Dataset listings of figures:
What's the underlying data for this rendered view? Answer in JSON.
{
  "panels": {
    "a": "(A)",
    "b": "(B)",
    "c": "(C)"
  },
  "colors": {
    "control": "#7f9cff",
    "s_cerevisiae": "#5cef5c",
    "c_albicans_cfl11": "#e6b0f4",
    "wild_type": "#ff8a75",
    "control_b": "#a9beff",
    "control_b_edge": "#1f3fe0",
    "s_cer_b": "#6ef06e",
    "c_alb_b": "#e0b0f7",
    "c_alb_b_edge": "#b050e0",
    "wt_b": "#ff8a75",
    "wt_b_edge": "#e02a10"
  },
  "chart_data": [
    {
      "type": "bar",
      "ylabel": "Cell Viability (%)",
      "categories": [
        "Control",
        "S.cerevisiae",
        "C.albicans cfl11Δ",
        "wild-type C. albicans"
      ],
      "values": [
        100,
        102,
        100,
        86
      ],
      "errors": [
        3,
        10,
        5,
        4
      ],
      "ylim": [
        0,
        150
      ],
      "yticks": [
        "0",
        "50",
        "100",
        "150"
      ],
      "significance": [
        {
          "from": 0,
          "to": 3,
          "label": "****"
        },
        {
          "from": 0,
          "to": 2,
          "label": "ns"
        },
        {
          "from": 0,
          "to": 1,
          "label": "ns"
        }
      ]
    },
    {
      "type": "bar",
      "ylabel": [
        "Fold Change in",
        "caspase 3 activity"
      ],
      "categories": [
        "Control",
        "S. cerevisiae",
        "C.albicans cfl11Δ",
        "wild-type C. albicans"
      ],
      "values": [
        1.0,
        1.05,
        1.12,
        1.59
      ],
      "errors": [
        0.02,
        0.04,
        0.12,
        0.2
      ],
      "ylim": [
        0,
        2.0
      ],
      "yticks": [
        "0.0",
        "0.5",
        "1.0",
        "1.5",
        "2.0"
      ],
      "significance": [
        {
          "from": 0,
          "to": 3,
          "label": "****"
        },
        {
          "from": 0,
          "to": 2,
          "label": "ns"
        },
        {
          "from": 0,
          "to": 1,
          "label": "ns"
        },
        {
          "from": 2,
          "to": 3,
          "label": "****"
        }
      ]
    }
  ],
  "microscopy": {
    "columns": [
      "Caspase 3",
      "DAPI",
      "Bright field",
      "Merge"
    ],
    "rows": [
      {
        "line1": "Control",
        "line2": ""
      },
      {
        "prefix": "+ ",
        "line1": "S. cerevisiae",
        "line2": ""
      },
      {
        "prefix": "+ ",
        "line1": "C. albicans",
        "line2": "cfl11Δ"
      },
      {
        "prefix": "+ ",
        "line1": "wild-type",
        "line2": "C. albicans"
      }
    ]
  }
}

## What you will do
Extract the full listing and reproduce each line exactly.

## Written solution
What's the underlying data for this rendered view? Answer in JSON.
{
  "panels": {
    "a": "(A)",
    "b": "(B)",
    "c": "(C)"
  },
  "colors": {
    "control": "#7f9cff",
    "s_cerevisiae": "#5cef5c",
    "c_albicans_cfl11": "#e6b0f4",
    "wild_type": "#ff8a75",
    "control_b": "#a9beff",
    "control_b_edge": "#1f3fe0",
    "s_cer_b": "#6ef06e",
    "c_alb_b": "#e0b0f7",
    "c_alb_b_edge": "#b050e0",
    "wt_b": "#ff8a75",
    "wt_b_edge": "#e02a10"
  },
  "chart_data": [
    {
      "type": "bar",
      "ylabel": "Cell Viability (%)",
      "categories": [
        "Control",
        "S.cerevisiae",
        "C.albicans cfl11Δ",
        "wild-type C. albicans"
      ],
      "values": [
        100,
        102,
        100,
        86
      ],
      "errors": [
        3,
        10,
        5,
        4
      ],
      "ylim": [
        0,
        150
      ],
      "yticks": [
        "0",
        "50",
        "100",
        "150"
      ],
      "significance": [
        {
          "from": 0,
          "to": 3,
          "label": "****"
        },
        {
          "from": 0,
          "to": 2,
          "label": "ns"
        },
        {
          "from": 0,
          "to": 1,
          "label": "ns"
        }
      ]
    },
    {
      "type": "bar",
      "ylabel": [
        "Fold Change in",
        "caspase 3 activity"
      ],
      "categories": [
        "Control",
        "S. cerevisiae",
        "C.albicans cfl11Δ",
        "wild-type C. albicans"
      ],
      "values": [
        1.0,
        1.05,
        1.12,
        1.59
      ],
      "errors": [
        0.02,
        0.04,
        0.12,
        0.2
      ],
      "ylim": [
        0,
        2.0
      ],
      "yticks": [
        "0.0",
        "0.5",
        "1.0",
        "1.5",
        "2.0"
      ],
      "significance": [
        {
          "from": 0,
          "to": 3,
          "label": "****"
        },
        {
          "from": 0,
          "to": 2,
          "label": "ns"
        },
        {
          "from": 0,
          "to": 1,
          "label": "ns"
        },
        {
          "from": 2,
          "to": 3,
          "label": "****"
        }
      ]
    }
  ],
  "microscopy": {
    "columns": [
      "Caspase 3",
      "DAPI",
      "Bright field",
      "Merge"
    ],
    "rows": [
      {
        "line1": "Control",
        "line2": ""
      },
      {
        "prefix": "+ ",
        "line1": "S. cerevisiae",
        "line2": ""
      },
      {
        "prefix": "+ ",
        "line1": "C. albicans",
        "line2": "cfl11Δ"
      },
      {
        "prefix": "+ ",
        "line1": "wild-type",
        "line2": "C. albicans"
      }
    ]
  }
}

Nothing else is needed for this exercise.